Below are the records; locate each line with the word "this" and copy it.

**Raw records:**
-- begin --
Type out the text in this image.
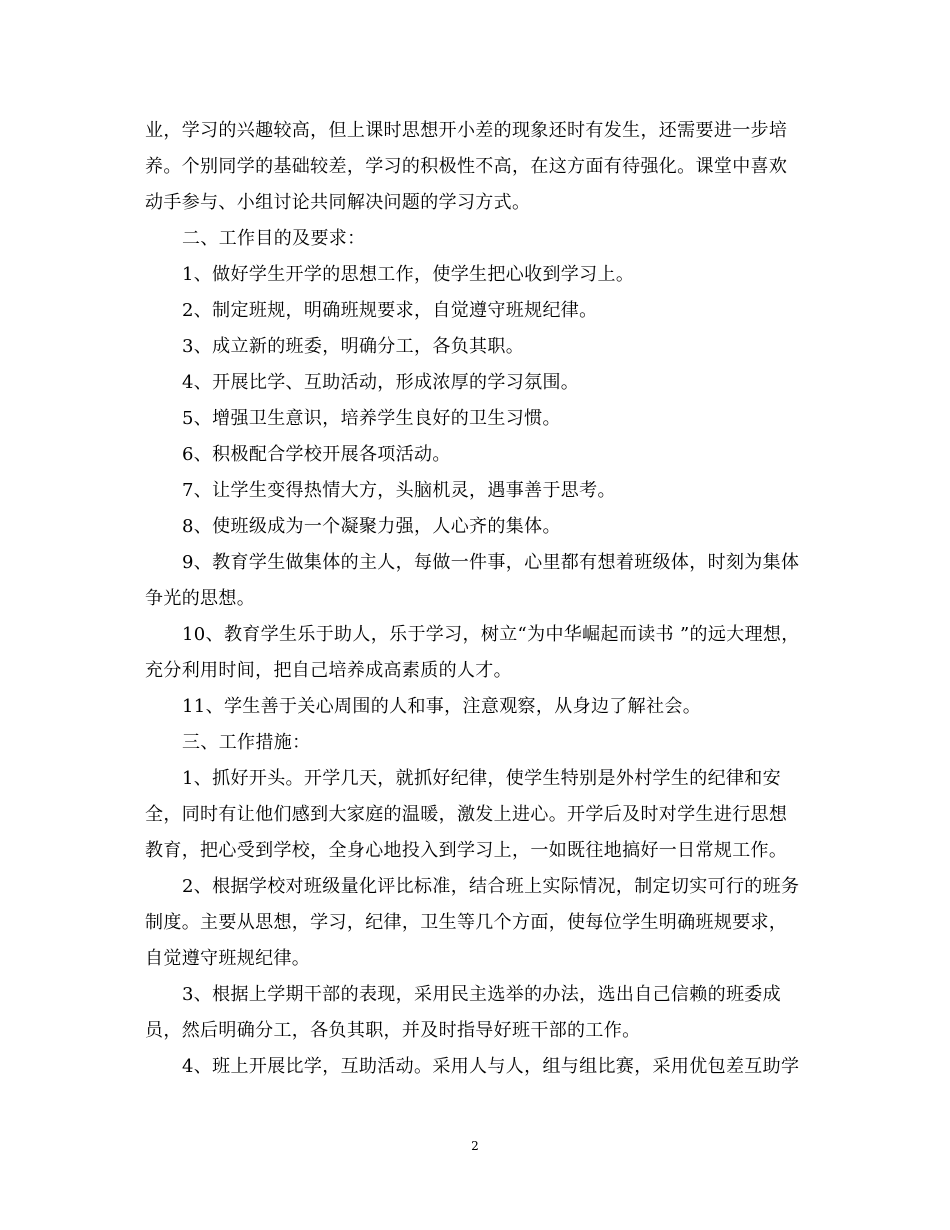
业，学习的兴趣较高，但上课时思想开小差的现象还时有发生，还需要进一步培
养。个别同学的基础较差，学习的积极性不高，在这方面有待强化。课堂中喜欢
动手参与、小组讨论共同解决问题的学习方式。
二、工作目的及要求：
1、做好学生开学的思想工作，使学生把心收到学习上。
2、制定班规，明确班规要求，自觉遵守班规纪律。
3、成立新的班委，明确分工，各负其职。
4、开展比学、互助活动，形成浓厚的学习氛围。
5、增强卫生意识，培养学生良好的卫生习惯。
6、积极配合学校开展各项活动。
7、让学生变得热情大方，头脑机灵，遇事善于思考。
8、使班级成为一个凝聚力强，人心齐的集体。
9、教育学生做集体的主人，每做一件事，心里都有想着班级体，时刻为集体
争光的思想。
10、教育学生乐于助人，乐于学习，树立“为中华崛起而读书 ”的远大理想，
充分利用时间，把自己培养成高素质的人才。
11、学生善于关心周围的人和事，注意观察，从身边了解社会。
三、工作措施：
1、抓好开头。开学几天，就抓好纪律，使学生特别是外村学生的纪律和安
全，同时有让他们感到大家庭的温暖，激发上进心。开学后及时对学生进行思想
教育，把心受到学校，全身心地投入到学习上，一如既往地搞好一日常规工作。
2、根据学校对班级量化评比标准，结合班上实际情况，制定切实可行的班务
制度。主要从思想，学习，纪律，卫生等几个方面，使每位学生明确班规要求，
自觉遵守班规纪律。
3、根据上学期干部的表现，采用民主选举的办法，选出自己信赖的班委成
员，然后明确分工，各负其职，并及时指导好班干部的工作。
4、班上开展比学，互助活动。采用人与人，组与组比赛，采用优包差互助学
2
-- end --
-- begin --
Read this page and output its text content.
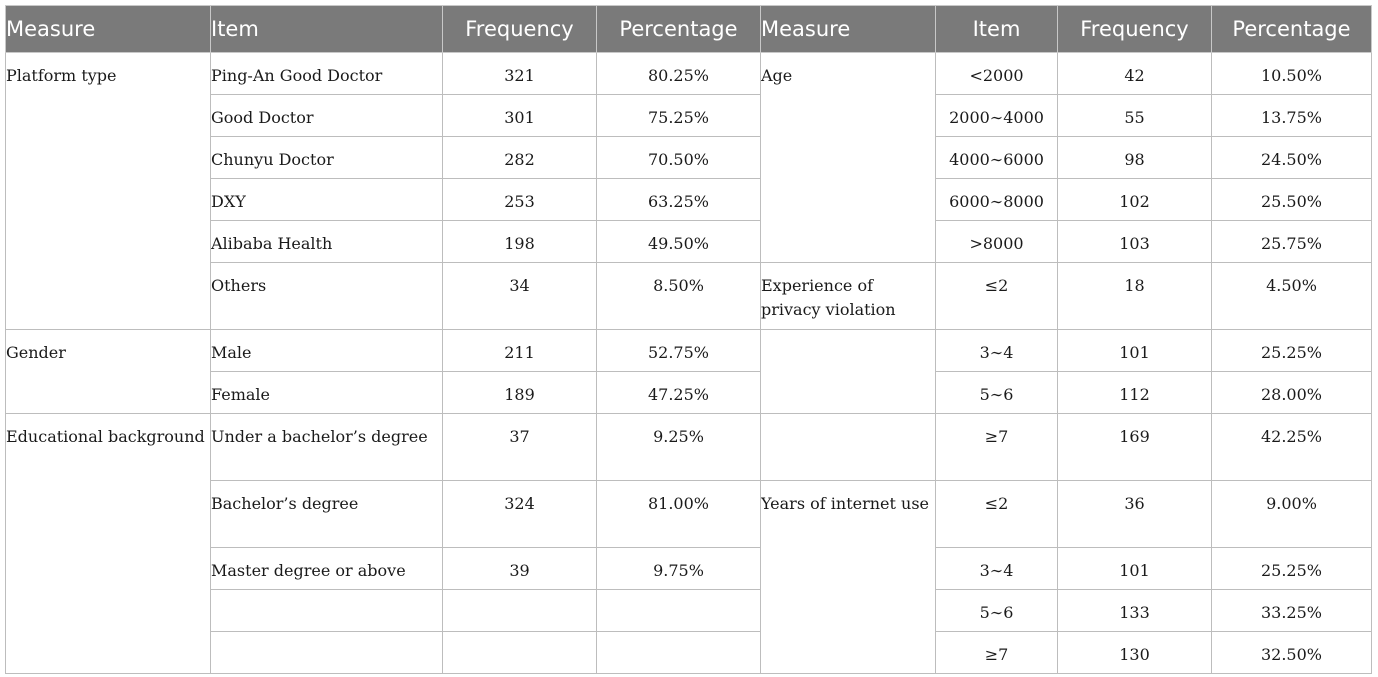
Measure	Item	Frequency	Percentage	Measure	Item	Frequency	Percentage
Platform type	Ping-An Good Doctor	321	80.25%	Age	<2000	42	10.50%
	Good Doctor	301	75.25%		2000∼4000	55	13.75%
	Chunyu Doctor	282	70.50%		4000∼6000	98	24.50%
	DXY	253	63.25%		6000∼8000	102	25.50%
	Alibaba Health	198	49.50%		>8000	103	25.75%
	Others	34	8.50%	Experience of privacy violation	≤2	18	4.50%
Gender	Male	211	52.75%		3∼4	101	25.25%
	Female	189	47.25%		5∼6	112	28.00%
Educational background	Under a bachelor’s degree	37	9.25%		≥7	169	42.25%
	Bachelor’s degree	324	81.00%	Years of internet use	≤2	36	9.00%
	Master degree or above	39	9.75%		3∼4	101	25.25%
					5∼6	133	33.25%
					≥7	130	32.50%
-- end --
**The solution:**
Type out the text in this image.
Read this page and output its text content.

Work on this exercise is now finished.